▸ PROBLEM TO SOLVE
Pictures stay out of the copy; set down each line of the listing below exactly.
--- PROVIDED RECORDS ---
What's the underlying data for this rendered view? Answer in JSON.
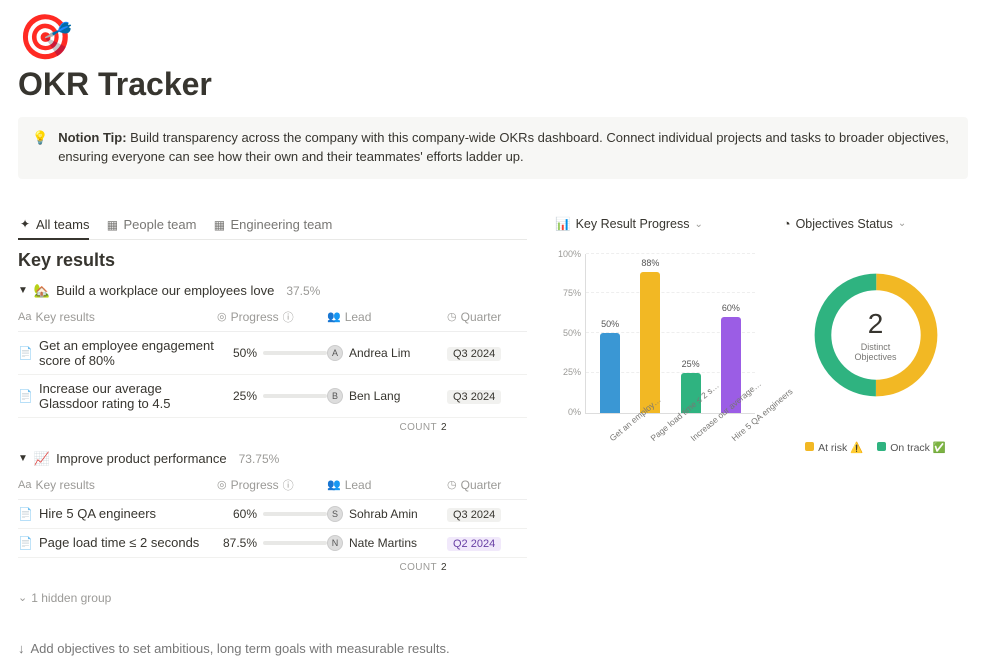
{
  "header": {
    "icon": "🎯",
    "title": "OKR Tracker"
  },
  "callout": {
    "icon": "💡",
    "lead": "Notion Tip:",
    "body": "Build transparency across the company with this company-wide OKRs dashboard. Connect individual projects and tasks to broader objectives, ensuring everyone can see how their own and their teammates' efforts ladder up."
  },
  "tabs": [
    {
      "icon": "✦",
      "label": "All teams",
      "active": true
    },
    {
      "icon": "▦",
      "label": "People team",
      "active": false
    },
    {
      "icon": "▦",
      "label": "Engineering team",
      "active": false
    }
  ],
  "section_title": "Key results",
  "columns_head": {
    "name": "Key results",
    "progress": "Progress",
    "lead": "Lead",
    "quarter": "Quarter"
  },
  "groups": [
    {
      "emoji": "🏡",
      "name": "Build a workplace our employees love",
      "percent": "37.5%",
      "rows": [
        {
          "name": "Get an employee engagement score of 80%",
          "pct_text": "50%",
          "pct": 50,
          "lead": "Andrea Lim",
          "quarter": "Q3 2024",
          "qclass": "q3"
        },
        {
          "name": "Increase our average Glassdoor rating to 4.5",
          "pct_text": "25%",
          "pct": 25,
          "lead": "Ben Lang",
          "quarter": "Q3 2024",
          "qclass": "q3"
        }
      ],
      "count_label": "COUNT",
      "count": "2"
    },
    {
      "emoji": "📈",
      "name": "Improve product performance",
      "percent": "73.75%",
      "rows": [
        {
          "name": "Hire 5 QA engineers",
          "pct_text": "60%",
          "pct": 60,
          "lead": "Sohrab Amin",
          "quarter": "Q3 2024",
          "qclass": "q3"
        },
        {
          "name": "Page load time ≤ 2 seconds",
          "pct_text": "87.5%",
          "pct": 87.5,
          "lead": "Nate Martins",
          "quarter": "Q2 2024",
          "qclass": "q2"
        }
      ],
      "count_label": "COUNT",
      "count": "2"
    }
  ],
  "hidden_group_text": "1 hidden group",
  "footer_note": "Add objectives to set ambitious, long term goals with measurable results.",
  "chart_widget_title": "Key Result Progress",
  "status_widget_title": "Objectives Status",
  "chart_data": {
    "type": "bar",
    "title": "Key Result Progress",
    "ylabel": "",
    "xlabel": "",
    "ylim": [
      0,
      100
    ],
    "yticks": [
      "0%",
      "25%",
      "50%",
      "75%",
      "100%"
    ],
    "categories": [
      "Get an employ…",
      "Page load time ≤ 2 s…",
      "Increase our average…",
      "Hire 5 QA engineers"
    ],
    "values": [
      50,
      88,
      25,
      60
    ],
    "value_labels": [
      "50%",
      "88%",
      "25%",
      "60%"
    ],
    "colors": [
      "#3a97d4",
      "#f2b824",
      "#2fb380",
      "#9b5de5"
    ]
  },
  "donut_data": {
    "type": "pie",
    "title": "Objectives Status",
    "center_value": "2",
    "center_label": "Distinct Objectives",
    "series": [
      {
        "name": "At risk ⚠️",
        "value": 1,
        "color": "#f2b824"
      },
      {
        "name": "On track ✅",
        "value": 1,
        "color": "#2fb380"
      }
    ]
  }
}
---
▸ SOLVED EXERCISE
What's the underlying data for this rendered view? Answer in JSON.
{
  "header": {
    "icon": "🎯",
    "title": "OKR Tracker"
  },
  "callout": {
    "icon": "💡",
    "lead": "Notion Tip:",
    "body": "Build transparency across the company with this company-wide OKRs dashboard. Connect individual projects and tasks to broader objectives, ensuring everyone can see how their own and their teammates' efforts ladder up."
  },
  "tabs": [
    {
      "icon": "✦",
      "label": "All teams",
      "active": true
    },
    {
      "icon": "▦",
      "label": "People team",
      "active": false
    },
    {
      "icon": "▦",
      "label": "Engineering team",
      "active": false
    }
  ],
  "section_title": "Key results",
  "columns_head": {
    "name": "Key results",
    "progress": "Progress",
    "lead": "Lead",
    "quarter": "Quarter"
  },
  "groups": [
    {
      "emoji": "🏡",
      "name": "Build a workplace our employees love",
      "percent": "37.5%",
      "rows": [
        {
          "name": "Get an employee engagement score of 80%",
          "pct_text": "50%",
          "pct": 50,
          "lead": "Andrea Lim",
          "quarter": "Q3 2024",
          "qclass": "q3"
        },
        {
          "name": "Increase our average Glassdoor rating to 4.5",
          "pct_text": "25%",
          "pct": 25,
          "lead": "Ben Lang",
          "quarter": "Q3 2024",
          "qclass": "q3"
        }
      ],
      "count_label": "COUNT",
      "count": "2"
    },
    {
      "emoji": "📈",
      "name": "Improve product performance",
      "percent": "73.75%",
      "rows": [
        {
          "name": "Hire 5 QA engineers",
          "pct_text": "60%",
          "pct": 60,
          "lead": "Sohrab Amin",
          "quarter": "Q3 2024",
          "qclass": "q3"
        },
        {
          "name": "Page load time ≤ 2 seconds",
          "pct_text": "87.5%",
          "pct": 87.5,
          "lead": "Nate Martins",
          "quarter": "Q2 2024",
          "qclass": "q2"
        }
      ],
      "count_label": "COUNT",
      "count": "2"
    }
  ],
  "hidden_group_text": "1 hidden group",
  "footer_note": "Add objectives to set ambitious, long term goals with measurable results.",
  "chart_widget_title": "Key Result Progress",
  "status_widget_title": "Objectives Status",
  "chart_data": {
    "type": "bar",
    "title": "Key Result Progress",
    "ylabel": "",
    "xlabel": "",
    "ylim": [
      0,
      100
    ],
    "yticks": [
      "0%",
      "25%",
      "50%",
      "75%",
      "100%"
    ],
    "categories": [
      "Get an employ…",
      "Page load time ≤ 2 s…",
      "Increase our average…",
      "Hire 5 QA engineers"
    ],
    "values": [
      50,
      88,
      25,
      60
    ],
    "value_labels": [
      "50%",
      "88%",
      "25%",
      "60%"
    ],
    "colors": [
      "#3a97d4",
      "#f2b824",
      "#2fb380",
      "#9b5de5"
    ]
  },
  "donut_data": {
    "type": "pie",
    "title": "Objectives Status",
    "center_value": "2",
    "center_label": "Distinct Objectives",
    "series": [
      {
        "name": "At risk ⚠️",
        "value": 1,
        "color": "#f2b824"
      },
      {
        "name": "On track ✅",
        "value": 1,
        "color": "#2fb380"
      }
    ]
  }
}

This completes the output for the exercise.